▶ [Instruction]:
Go through the listing and write out all of it exactly.

Structured figure records:
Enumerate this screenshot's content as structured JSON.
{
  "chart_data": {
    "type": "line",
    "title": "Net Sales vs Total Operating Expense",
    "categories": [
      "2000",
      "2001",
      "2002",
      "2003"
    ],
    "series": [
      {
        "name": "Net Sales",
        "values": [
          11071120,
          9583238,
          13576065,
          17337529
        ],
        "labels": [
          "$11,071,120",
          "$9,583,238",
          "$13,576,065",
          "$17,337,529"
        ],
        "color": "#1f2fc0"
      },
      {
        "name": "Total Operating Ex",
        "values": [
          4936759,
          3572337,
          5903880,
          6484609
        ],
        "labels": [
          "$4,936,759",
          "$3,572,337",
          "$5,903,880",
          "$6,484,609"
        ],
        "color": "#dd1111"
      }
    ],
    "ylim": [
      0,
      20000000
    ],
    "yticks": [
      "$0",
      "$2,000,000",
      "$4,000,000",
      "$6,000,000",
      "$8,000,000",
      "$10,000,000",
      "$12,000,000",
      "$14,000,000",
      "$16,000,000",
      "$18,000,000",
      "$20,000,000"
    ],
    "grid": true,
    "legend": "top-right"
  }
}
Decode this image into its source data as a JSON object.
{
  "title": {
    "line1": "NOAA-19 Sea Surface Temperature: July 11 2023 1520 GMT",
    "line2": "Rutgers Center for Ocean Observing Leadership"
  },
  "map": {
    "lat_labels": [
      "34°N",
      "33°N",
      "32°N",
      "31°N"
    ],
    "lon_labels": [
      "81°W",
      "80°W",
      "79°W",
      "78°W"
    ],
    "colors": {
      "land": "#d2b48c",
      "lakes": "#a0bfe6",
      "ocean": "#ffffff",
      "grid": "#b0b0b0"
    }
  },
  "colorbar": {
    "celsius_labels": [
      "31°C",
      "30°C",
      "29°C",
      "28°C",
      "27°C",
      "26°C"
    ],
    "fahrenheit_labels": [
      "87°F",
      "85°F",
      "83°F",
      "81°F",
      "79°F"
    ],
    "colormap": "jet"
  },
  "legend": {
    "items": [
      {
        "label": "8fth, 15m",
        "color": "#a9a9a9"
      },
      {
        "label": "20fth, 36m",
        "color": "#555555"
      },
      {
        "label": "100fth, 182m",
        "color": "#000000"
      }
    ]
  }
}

▶ [Reply]:
Enumerate this screenshot's content as structured JSON.
{
  "chart_data": {
    "type": "line",
    "title": "Net Sales vs Total Operating Expense",
    "categories": [
      "2000",
      "2001",
      "2002",
      "2003"
    ],
    "series": [
      {
        "name": "Net Sales",
        "values": [
          11071120,
          9583238,
          13576065,
          17337529
        ],
        "labels": [
          "$11,071,120",
          "$9,583,238",
          "$13,576,065",
          "$17,337,529"
        ],
        "color": "#1f2fc0"
      },
      {
        "name": "Total Operating Ex",
        "values": [
          4936759,
          3572337,
          5903880,
          6484609
        ],
        "labels": [
          "$4,936,759",
          "$3,572,337",
          "$5,903,880",
          "$6,484,609"
        ],
        "color": "#dd1111"
      }
    ],
    "ylim": [
      0,
      20000000
    ],
    "yticks": [
      "$0",
      "$2,000,000",
      "$4,000,000",
      "$6,000,000",
      "$8,000,000",
      "$10,000,000",
      "$12,000,000",
      "$14,000,000",
      "$16,000,000",
      "$18,000,000",
      "$20,000,000"
    ],
    "grid": true,
    "legend": "top-right"
  }
}
Decode this image into its source data as a JSON object.
{
  "title": {
    "line1": "NOAA-19 Sea Surface Temperature: July 11 2023 1520 GMT",
    "line2": "Rutgers Center for Ocean Observing Leadership"
  },
  "map": {
    "lat_labels": [
      "34°N",
      "33°N",
      "32°N",
      "31°N"
    ],
    "lon_labels": [
      "81°W",
      "80°W",
      "79°W",
      "78°W"
    ],
    "colors": {
      "land": "#d2b48c",
      "lakes": "#a0bfe6",
      "ocean": "#ffffff",
      "grid": "#b0b0b0"
    }
  },
  "colorbar": {
    "celsius_labels": [
      "31°C",
      "30°C",
      "29°C",
      "28°C",
      "27°C",
      "26°C"
    ],
    "fahrenheit_labels": [
      "87°F",
      "85°F",
      "83°F",
      "81°F",
      "79°F"
    ],
    "colormap": "jet"
  },
  "legend": {
    "items": [
      {
        "label": "8fth, 15m",
        "color": "#a9a9a9"
      },
      {
        "label": "20fth, 36m",
        "color": "#555555"
      },
      {
        "label": "100fth, 182m",
        "color": "#000000"
      }
    ]
  }
}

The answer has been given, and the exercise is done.